---- Stored rows
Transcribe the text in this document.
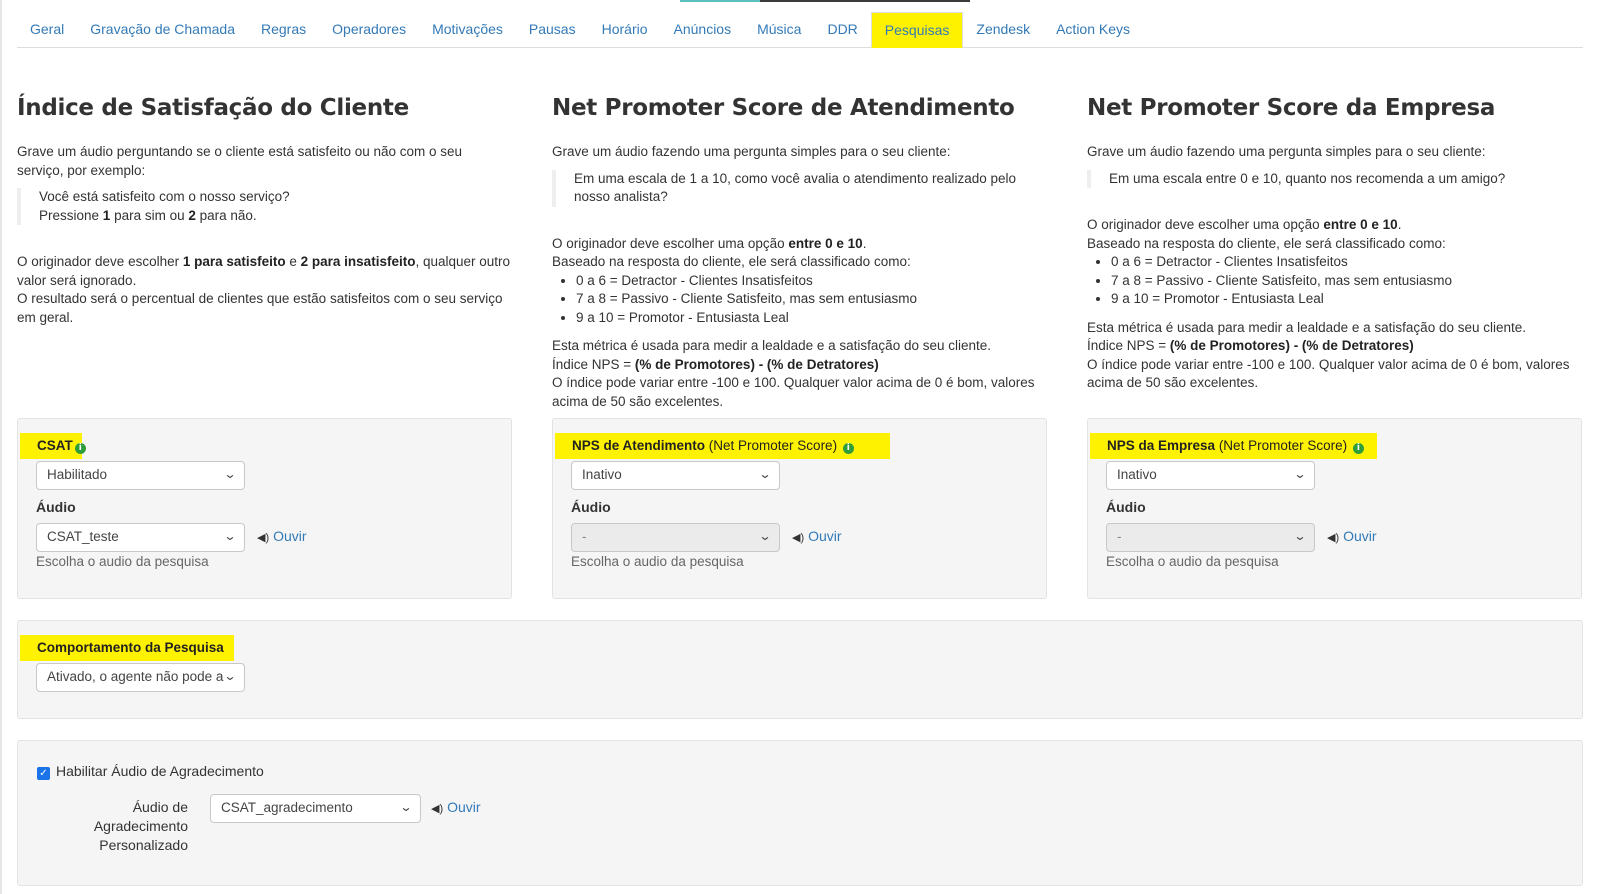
Geral	Gravação de Chamada	Regras	Operadores	Motivações	Pausas	Horário	Anúncios	Música	DDR	Pesquisas	Zendesk	Action Keys
Índice de Satisfação do Cliente

Grave um áudio perguntando se o cliente está satisfeito ou não com o seu serviço, por exemplo:

Você está satisfeito com o nosso serviço?
Pressione 1 para sim ou 2 para não.

O originador deve escolher 1 para satisfeito e 2 para insatisfeito, qualquer outro valor será ignorado.

O resultado será o percentual de clientes que estão satisfeitos com o seu serviço em geral.

Net Promoter Score de Atendimento

Grave um áudio fazendo uma pergunta simples para o seu cliente:

Em uma escala de 1 a 10, como você avalia o atendimento realizado pelo nosso analista?

O originador deve escolher uma opção entre 0 e 10.

Baseado na resposta do cliente, ele será classificado como:

• 0 a 6 = Detractor - Clientes Insatisfeitos
• 7 a 8 = Passivo - Cliente Satisfeito, mas sem entusiasmo
• 9 a 10 = Promotor - Entusiasta Leal

Esta métrica é usada para medir a lealdade e a satisfação do seu cliente.

Índice NPS = (% de Promotores) - (% de Detratores)

O índice pode variar entre -100 e 100. Qualquer valor acima de 0 é bom, valores acima de 50 são excelentes.

Net Promoter Score da Empresa

Grave um áudio fazendo uma pergunta simples para o seu cliente:

Em uma escala entre 0 e 10, quanto nos recomenda a um amigo?

O originador deve escolher uma opção entre 0 e 10.

Baseado na resposta do cliente, ele será classificado como:

• 0 a 6 = Detractor - Clientes Insatisfeitos
• 7 a 8 = Passivo - Cliente Satisfeito, mas sem entusiasmo
• 9 a 10 = Promotor - Entusiasta Leal

Esta métrica é usada para medir a lealdade e a satisfação do seu cliente.

Índice NPS = (% de Promotores) - (% de Detratores)

O índice pode variar entre -100 e 100. Qualquer valor acima de 0 é bom, valores acima de 50 são excelentes.

CSAT i
Habilitado	⌄
Áudio
CSAT_teste	⌄ ◀) Ouvir
Escolha o audio da pesquisa
NPS de Atendimento (Net Promoter Score) i
Inativo	⌄
Áudio
-	⌄ ◀) Ouvir
Escolha o audio da pesquisa
NPS da Empresa (Net Promoter Score) i
Inativo	⌄
Áudio
-	⌄ ◀) Ouvir
Escolha o audio da pesquisa
Comportamento da Pesquisa
Ativado, o agente não pode a ⌄
✓ Habilitar Áudio de Agradecimento
Áudio de Agradecimento Personalizado
CSAT_agradecimento	⌄ ◀) Ouvir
--------
Task directions
Filter the records above and return every line that holds the word "será".

Reply to the exercise
O originador deve escolher 1 para satisfeito e 2 para insatisfeito, qualquer outro valor será ignorado.
O resultado será o percentual de clientes que estão satisfeitos com o seu serviço em geral.
Baseado na resposta do cliente, ele será classificado como:
Baseado na resposta do cliente, ele será classificado como:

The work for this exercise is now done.